── MATERIAL SUPPLIED
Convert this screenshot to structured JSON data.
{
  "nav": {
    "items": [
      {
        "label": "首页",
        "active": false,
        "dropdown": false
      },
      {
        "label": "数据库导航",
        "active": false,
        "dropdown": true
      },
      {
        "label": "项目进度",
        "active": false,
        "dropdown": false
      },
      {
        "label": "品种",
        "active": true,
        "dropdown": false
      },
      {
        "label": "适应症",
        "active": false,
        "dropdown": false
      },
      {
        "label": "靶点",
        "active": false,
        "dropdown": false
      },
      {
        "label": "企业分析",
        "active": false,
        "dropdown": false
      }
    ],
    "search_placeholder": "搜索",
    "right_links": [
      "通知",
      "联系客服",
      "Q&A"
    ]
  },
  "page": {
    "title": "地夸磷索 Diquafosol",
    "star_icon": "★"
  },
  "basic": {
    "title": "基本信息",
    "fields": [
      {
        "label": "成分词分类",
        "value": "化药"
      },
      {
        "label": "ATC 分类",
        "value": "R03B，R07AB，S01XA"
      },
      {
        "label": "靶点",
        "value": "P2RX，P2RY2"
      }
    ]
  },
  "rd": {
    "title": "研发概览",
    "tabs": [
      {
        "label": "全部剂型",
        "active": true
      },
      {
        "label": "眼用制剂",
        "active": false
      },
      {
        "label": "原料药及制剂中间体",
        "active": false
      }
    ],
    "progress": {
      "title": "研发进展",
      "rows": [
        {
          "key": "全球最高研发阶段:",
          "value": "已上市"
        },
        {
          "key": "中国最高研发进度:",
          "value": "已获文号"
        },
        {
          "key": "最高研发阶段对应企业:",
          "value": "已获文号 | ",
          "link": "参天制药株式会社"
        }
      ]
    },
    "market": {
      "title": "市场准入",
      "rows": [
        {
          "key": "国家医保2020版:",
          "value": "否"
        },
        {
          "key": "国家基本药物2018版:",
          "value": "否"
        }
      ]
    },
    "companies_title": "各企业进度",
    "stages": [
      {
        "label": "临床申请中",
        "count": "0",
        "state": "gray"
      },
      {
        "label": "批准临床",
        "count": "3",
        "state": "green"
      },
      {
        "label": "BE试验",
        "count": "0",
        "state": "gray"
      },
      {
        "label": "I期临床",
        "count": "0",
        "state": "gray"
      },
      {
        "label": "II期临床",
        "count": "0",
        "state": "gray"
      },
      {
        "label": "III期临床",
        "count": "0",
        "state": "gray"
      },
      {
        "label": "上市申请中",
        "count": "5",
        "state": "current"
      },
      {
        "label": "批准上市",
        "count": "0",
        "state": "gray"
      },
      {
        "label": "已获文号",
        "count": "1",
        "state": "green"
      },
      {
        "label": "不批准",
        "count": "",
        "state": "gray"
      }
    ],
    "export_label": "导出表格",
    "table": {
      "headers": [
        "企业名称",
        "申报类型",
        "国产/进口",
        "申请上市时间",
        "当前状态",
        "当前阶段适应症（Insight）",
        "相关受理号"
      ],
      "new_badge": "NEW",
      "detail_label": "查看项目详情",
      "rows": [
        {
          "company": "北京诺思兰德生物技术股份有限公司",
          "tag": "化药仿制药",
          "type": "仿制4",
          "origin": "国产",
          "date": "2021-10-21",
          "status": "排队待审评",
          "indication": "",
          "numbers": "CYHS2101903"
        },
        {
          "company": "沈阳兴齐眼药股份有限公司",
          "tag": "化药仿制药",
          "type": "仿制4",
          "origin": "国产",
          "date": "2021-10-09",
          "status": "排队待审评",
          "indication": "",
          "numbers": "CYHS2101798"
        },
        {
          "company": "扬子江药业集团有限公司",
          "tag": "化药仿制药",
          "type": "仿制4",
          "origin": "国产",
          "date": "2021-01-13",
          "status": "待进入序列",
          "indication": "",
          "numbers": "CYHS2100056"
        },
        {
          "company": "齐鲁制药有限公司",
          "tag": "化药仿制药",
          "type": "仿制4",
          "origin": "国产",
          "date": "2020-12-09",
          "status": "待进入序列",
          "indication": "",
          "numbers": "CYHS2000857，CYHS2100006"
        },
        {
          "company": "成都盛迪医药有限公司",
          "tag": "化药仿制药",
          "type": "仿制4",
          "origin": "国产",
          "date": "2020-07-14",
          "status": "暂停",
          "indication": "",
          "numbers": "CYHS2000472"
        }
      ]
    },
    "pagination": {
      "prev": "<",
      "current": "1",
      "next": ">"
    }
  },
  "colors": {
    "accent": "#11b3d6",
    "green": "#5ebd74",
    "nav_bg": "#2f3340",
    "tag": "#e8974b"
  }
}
────
TASK PROMPT: Copy out each line of the records where the string "company" appears.

RESULT OF THIS TASK:
          "company": "北京诺思兰德生物技术股份有限公司",
          "company": "沈阳兴齐眼药股份有限公司",
          "company": "扬子江药业集团有限公司",
          "company": "齐鲁制药有限公司",
          "company": "成都盛迪医药有限公司",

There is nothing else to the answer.